» REQUIREMENT
Give the data again, word for word.

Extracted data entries
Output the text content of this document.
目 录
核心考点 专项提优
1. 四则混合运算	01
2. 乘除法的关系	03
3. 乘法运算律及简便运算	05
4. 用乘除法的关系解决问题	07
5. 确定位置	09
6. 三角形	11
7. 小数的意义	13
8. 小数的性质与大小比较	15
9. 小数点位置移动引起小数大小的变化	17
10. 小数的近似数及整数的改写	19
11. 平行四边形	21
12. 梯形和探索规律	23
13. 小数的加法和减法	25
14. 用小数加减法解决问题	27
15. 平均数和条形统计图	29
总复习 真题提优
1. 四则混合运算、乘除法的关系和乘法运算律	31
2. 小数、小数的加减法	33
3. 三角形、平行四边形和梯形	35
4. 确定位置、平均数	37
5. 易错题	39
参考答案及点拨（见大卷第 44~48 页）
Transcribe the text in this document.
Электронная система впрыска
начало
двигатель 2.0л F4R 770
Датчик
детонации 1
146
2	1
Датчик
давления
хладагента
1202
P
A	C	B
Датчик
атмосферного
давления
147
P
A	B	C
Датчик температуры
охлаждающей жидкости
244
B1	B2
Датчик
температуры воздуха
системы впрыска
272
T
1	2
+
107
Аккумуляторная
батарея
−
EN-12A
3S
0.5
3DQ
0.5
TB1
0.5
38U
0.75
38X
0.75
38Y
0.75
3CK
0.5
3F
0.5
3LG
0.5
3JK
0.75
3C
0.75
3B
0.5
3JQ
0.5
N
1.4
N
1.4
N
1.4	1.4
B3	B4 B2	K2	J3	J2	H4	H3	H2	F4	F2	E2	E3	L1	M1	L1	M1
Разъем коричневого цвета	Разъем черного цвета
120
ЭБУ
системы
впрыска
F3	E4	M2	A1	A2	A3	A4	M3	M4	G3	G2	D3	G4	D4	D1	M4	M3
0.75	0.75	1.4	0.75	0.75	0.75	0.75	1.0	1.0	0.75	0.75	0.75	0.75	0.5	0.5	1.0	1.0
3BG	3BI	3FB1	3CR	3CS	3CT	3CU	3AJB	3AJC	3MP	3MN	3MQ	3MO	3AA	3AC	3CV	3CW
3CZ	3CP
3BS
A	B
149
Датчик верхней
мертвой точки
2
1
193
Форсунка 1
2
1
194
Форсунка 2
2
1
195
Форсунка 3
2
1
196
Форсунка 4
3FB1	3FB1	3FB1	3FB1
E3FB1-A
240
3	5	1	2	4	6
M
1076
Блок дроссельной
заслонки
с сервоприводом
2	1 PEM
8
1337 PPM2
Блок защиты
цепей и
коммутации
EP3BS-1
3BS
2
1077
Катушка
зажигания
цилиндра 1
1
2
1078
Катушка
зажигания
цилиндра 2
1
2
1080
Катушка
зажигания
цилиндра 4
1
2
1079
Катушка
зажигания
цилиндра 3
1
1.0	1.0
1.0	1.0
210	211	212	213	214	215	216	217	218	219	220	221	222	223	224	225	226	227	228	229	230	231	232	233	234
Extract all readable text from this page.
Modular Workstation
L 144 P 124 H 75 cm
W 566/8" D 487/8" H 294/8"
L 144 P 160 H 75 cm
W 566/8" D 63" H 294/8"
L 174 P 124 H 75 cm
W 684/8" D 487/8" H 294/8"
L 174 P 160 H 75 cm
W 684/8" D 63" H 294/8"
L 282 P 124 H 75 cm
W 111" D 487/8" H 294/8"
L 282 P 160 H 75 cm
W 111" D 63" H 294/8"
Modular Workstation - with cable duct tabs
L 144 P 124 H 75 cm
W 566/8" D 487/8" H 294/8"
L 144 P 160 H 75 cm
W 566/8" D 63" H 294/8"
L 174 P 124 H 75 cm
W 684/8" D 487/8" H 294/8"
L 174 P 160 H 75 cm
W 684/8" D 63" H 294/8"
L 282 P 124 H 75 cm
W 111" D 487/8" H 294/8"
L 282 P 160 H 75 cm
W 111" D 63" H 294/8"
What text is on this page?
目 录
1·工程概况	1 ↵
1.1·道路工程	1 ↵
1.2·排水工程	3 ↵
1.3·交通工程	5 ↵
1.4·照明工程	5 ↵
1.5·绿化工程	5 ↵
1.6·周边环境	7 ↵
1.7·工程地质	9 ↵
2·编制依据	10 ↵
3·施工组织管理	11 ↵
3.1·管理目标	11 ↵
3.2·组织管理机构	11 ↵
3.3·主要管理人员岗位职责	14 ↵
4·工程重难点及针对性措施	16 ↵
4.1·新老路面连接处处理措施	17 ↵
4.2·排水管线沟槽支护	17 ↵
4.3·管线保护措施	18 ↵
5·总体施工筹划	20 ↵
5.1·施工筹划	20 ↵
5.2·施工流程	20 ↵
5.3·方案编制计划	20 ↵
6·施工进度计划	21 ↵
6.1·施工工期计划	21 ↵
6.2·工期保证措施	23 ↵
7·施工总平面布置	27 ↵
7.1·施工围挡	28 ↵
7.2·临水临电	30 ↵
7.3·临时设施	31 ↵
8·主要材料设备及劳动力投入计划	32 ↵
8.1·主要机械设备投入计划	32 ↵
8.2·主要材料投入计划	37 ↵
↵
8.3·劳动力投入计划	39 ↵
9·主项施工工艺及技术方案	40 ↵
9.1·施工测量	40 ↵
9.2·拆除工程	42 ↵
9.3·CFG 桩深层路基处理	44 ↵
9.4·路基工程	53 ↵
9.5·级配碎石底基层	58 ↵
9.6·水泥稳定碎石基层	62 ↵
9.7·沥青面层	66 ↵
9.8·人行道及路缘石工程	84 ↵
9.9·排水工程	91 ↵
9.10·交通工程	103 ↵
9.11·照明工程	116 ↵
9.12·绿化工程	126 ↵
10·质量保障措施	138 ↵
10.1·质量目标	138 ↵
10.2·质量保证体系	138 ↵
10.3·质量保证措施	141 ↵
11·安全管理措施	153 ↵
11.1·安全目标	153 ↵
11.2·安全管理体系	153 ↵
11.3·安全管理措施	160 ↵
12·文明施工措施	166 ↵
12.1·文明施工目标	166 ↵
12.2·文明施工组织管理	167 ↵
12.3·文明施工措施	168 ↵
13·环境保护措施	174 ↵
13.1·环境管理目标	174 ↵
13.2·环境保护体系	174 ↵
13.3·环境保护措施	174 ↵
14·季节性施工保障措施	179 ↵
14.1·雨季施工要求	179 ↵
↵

» EXERCISE ANSWER
Output the text content of this document.
目 录
核心考点 专项提优
1. 四则混合运算	01
2. 乘除法的关系	03
3. 乘法运算律及简便运算	05
4. 用乘除法的关系解决问题	07
5. 确定位置	09
6. 三角形	11
7. 小数的意义	13
8. 小数的性质与大小比较	15
9. 小数点位置移动引起小数大小的变化	17
10. 小数的近似数及整数的改写	19
11. 平行四边形	21
12. 梯形和探索规律	23
13. 小数的加法和减法	25
14. 用小数加减法解决问题	27
15. 平均数和条形统计图	29
总复习 真题提优
1. 四则混合运算、乘除法的关系和乘法运算律	31
2. 小数、小数的加减法	33
3. 三角形、平行四边形和梯形	35
4. 确定位置、平均数	37
5. 易错题	39
参考答案及点拨（见大卷第 44~48 页）
Transcribe the text in this document.
Электронная система впрыска
начало
двигатель 2.0л F4R 770
Датчик
детонации 1
146
2	1
Датчик
давления
хладагента
1202
P
A	C	B
Датчик
атмосферного
давления
147
P
A	B	C
Датчик температуры
охлаждающей жидкости
244
B1	B2
Датчик
температуры воздуха
системы впрыска
272
T
1	2
+
107
Аккумуляторная
батарея
−
EN-12A
3S
0.5
3DQ
0.5
TB1
0.5
38U
0.75
38X
0.75
38Y
0.75
3CK
0.5
3F
0.5
3LG
0.5
3JK
0.75
3C
0.75
3B
0.5
3JQ
0.5
N
1.4
N
1.4
N
1.4	1.4
B3	B4 B2	K2	J3	J2	H4	H3	H2	F4	F2	E2	E3	L1	M1	L1	M1
Разъем коричневого цвета	Разъем черного цвета
120
ЭБУ
системы
впрыска
F3	E4	M2	A1	A2	A3	A4	M3	M4	G3	G2	D3	G4	D4	D1	M4	M3
0.75	0.75	1.4	0.75	0.75	0.75	0.75	1.0	1.0	0.75	0.75	0.75	0.75	0.5	0.5	1.0	1.0
3BG	3BI	3FB1	3CR	3CS	3CT	3CU	3AJB	3AJC	3MP	3MN	3MQ	3MO	3AA	3AC	3CV	3CW
3CZ	3CP
3BS
A	B
149
Датчик верхней
мертвой точки
2
1
193
Форсунка 1
2
1
194
Форсунка 2
2
1
195
Форсунка 3
2
1
196
Форсунка 4
3FB1	3FB1	3FB1	3FB1
E3FB1-A
240
3	5	1	2	4	6
M
1076
Блок дроссельной
заслонки
с сервоприводом
2	1 PEM
8
1337 PPM2
Блок защиты
цепей и
коммутации
EP3BS-1
3BS
2
1077
Катушка
зажигания
цилиндра 1
1
2
1078
Катушка
зажигания
цилиндра 2
1
2
1080
Катушка
зажигания
цилиндра 4
1
2
1079
Катушка
зажигания
цилиндра 3
1
1.0	1.0
1.0	1.0
210	211	212	213	214	215	216	217	218	219	220	221	222	223	224	225	226	227	228	229	230	231	232	233	234
Extract all readable text from this page.
Modular Workstation
L 144 P 124 H 75 cm
W 566/8" D 487/8" H 294/8"
L 144 P 160 H 75 cm
W 566/8" D 63" H 294/8"
L 174 P 124 H 75 cm
W 684/8" D 487/8" H 294/8"
L 174 P 160 H 75 cm
W 684/8" D 63" H 294/8"
L 282 P 124 H 75 cm
W 111" D 487/8" H 294/8"
L 282 P 160 H 75 cm
W 111" D 63" H 294/8"
Modular Workstation - with cable duct tabs
L 144 P 124 H 75 cm
W 566/8" D 487/8" H 294/8"
L 144 P 160 H 75 cm
W 566/8" D 63" H 294/8"
L 174 P 124 H 75 cm
W 684/8" D 487/8" H 294/8"
L 174 P 160 H 75 cm
W 684/8" D 63" H 294/8"
L 282 P 124 H 75 cm
W 111" D 487/8" H 294/8"
L 282 P 160 H 75 cm
W 111" D 63" H 294/8"
What text is on this page?
目 录
1·工程概况	1 ↵
1.1·道路工程	1 ↵
1.2·排水工程	3 ↵
1.3·交通工程	5 ↵
1.4·照明工程	5 ↵
1.5·绿化工程	5 ↵
1.6·周边环境	7 ↵
1.7·工程地质	9 ↵
2·编制依据	10 ↵
3·施工组织管理	11 ↵
3.1·管理目标	11 ↵
3.2·组织管理机构	11 ↵
3.3·主要管理人员岗位职责	14 ↵
4·工程重难点及针对性措施	16 ↵
4.1·新老路面连接处处理措施	17 ↵
4.2·排水管线沟槽支护	17 ↵
4.3·管线保护措施	18 ↵
5·总体施工筹划	20 ↵
5.1·施工筹划	20 ↵
5.2·施工流程	20 ↵
5.3·方案编制计划	20 ↵
6·施工进度计划	21 ↵
6.1·施工工期计划	21 ↵
6.2·工期保证措施	23 ↵
7·施工总平面布置	27 ↵
7.1·施工围挡	28 ↵
7.2·临水临电	30 ↵
7.3·临时设施	31 ↵
8·主要材料设备及劳动力投入计划	32 ↵
8.1·主要机械设备投入计划	32 ↵
8.2·主要材料投入计划	37 ↵
↵
8.3·劳动力投入计划	39 ↵
9·主项施工工艺及技术方案	40 ↵
9.1·施工测量	40 ↵
9.2·拆除工程	42 ↵
9.3·CFG 桩深层路基处理	44 ↵
9.4·路基工程	53 ↵
9.5·级配碎石底基层	58 ↵
9.6·水泥稳定碎石基层	62 ↵
9.7·沥青面层	66 ↵
9.8·人行道及路缘石工程	84 ↵
9.9·排水工程	91 ↵
9.10·交通工程	103 ↵
9.11·照明工程	116 ↵
9.12·绿化工程	126 ↵
10·质量保障措施	138 ↵
10.1·质量目标	138 ↵
10.2·质量保证体系	138 ↵
10.3·质量保证措施	141 ↵
11·安全管理措施	153 ↵
11.1·安全目标	153 ↵
11.2·安全管理体系	153 ↵
11.3·安全管理措施	160 ↵
12·文明施工措施	166 ↵
12.1·文明施工目标	166 ↵
12.2·文明施工组织管理	167 ↵
12.3·文明施工措施	168 ↵
13·环境保护措施	174 ↵
13.1·环境管理目标	174 ↵
13.2·环境保护体系	174 ↵
13.3·环境保护措施	174 ↵
14·季节性施工保障措施	179 ↵
14.1·雨季施工要求	179 ↵
↵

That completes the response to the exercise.